--- Start DATA SUPPLIED ---

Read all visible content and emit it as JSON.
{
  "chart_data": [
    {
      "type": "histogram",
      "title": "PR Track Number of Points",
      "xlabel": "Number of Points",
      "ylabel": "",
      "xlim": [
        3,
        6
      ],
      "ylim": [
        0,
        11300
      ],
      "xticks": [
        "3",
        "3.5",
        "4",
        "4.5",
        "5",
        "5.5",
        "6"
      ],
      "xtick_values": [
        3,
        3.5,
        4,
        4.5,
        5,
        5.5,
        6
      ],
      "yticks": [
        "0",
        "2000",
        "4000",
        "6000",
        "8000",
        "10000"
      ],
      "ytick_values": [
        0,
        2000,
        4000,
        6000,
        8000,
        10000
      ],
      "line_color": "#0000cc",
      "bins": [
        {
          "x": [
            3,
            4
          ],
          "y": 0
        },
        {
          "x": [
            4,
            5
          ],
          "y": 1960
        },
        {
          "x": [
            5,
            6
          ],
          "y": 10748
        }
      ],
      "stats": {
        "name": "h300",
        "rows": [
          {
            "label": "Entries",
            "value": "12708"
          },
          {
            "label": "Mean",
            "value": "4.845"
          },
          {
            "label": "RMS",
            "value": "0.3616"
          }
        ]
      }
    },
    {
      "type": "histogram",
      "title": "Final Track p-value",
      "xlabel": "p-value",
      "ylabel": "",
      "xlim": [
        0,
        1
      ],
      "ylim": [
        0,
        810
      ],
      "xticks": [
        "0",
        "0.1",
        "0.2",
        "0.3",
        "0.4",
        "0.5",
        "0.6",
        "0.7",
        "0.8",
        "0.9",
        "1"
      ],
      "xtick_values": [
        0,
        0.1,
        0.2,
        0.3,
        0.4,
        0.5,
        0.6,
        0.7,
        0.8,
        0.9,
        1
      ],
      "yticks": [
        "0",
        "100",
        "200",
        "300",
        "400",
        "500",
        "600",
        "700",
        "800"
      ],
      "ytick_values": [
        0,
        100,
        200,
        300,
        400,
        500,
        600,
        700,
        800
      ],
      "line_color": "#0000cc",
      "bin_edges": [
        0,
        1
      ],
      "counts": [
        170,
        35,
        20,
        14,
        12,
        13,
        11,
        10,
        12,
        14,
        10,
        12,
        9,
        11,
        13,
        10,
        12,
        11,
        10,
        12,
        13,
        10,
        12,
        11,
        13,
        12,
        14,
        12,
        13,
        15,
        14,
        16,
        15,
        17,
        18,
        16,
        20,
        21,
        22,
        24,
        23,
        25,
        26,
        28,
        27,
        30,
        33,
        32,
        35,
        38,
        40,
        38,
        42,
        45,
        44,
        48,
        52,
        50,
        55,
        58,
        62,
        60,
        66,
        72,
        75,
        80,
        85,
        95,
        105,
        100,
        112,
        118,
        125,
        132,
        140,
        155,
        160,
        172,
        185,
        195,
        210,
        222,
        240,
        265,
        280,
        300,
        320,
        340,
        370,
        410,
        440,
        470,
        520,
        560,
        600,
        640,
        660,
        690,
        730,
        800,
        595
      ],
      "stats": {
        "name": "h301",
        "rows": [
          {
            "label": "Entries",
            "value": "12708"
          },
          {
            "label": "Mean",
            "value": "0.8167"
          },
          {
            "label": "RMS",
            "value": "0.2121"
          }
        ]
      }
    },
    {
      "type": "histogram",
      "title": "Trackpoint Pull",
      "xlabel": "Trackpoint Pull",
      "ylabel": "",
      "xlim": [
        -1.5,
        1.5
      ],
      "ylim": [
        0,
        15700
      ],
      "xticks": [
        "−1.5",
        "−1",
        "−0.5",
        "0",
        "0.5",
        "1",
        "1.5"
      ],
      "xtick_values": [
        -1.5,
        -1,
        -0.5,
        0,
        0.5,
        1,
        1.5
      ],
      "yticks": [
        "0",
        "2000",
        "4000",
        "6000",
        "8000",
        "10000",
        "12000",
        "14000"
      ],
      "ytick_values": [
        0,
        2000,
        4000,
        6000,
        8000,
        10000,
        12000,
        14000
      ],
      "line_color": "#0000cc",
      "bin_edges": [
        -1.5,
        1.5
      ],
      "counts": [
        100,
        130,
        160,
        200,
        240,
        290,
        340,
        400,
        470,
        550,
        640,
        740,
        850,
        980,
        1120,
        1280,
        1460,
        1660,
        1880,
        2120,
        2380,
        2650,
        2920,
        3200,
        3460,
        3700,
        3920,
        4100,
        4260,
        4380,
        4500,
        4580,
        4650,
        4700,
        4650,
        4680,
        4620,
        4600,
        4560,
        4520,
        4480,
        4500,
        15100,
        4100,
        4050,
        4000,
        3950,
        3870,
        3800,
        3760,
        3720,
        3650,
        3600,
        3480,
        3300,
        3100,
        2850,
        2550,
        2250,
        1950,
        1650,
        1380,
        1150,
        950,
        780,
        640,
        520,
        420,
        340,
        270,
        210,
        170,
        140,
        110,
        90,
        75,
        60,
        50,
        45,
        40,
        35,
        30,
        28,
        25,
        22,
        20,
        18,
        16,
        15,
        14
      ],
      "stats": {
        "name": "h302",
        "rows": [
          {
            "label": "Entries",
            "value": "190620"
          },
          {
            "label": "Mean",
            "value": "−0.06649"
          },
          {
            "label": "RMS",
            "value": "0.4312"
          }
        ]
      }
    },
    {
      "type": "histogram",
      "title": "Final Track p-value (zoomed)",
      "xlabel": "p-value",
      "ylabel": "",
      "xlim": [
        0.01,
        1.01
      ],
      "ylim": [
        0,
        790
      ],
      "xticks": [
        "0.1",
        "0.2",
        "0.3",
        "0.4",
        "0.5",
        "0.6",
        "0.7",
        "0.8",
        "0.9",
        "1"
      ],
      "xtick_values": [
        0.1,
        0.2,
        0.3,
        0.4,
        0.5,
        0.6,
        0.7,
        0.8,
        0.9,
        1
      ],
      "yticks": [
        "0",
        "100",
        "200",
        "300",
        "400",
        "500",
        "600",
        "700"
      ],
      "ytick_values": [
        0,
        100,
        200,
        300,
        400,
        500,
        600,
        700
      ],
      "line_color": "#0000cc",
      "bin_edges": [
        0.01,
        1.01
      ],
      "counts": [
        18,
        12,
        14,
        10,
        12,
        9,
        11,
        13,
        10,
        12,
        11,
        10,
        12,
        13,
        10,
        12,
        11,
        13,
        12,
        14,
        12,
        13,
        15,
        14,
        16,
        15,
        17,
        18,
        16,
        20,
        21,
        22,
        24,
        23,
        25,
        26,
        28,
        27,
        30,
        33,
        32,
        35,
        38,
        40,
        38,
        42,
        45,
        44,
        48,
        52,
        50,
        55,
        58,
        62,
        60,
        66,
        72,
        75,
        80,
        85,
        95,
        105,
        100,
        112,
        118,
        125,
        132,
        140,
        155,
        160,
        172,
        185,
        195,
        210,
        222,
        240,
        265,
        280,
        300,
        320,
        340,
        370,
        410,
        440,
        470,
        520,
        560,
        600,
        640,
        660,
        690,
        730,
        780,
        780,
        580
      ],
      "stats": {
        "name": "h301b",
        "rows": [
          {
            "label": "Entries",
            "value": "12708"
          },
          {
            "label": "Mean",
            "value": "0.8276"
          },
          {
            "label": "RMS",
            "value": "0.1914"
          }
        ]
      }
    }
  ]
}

--- End DATA SUPPLIED ---

#### [EXERCISE TASK]
Copy each line of the preceding data that contains the string "Number".

#### [EXPECTED ANSWER]
      "title": "PR Track Number of Points",
      "xlabel": "Number of Points",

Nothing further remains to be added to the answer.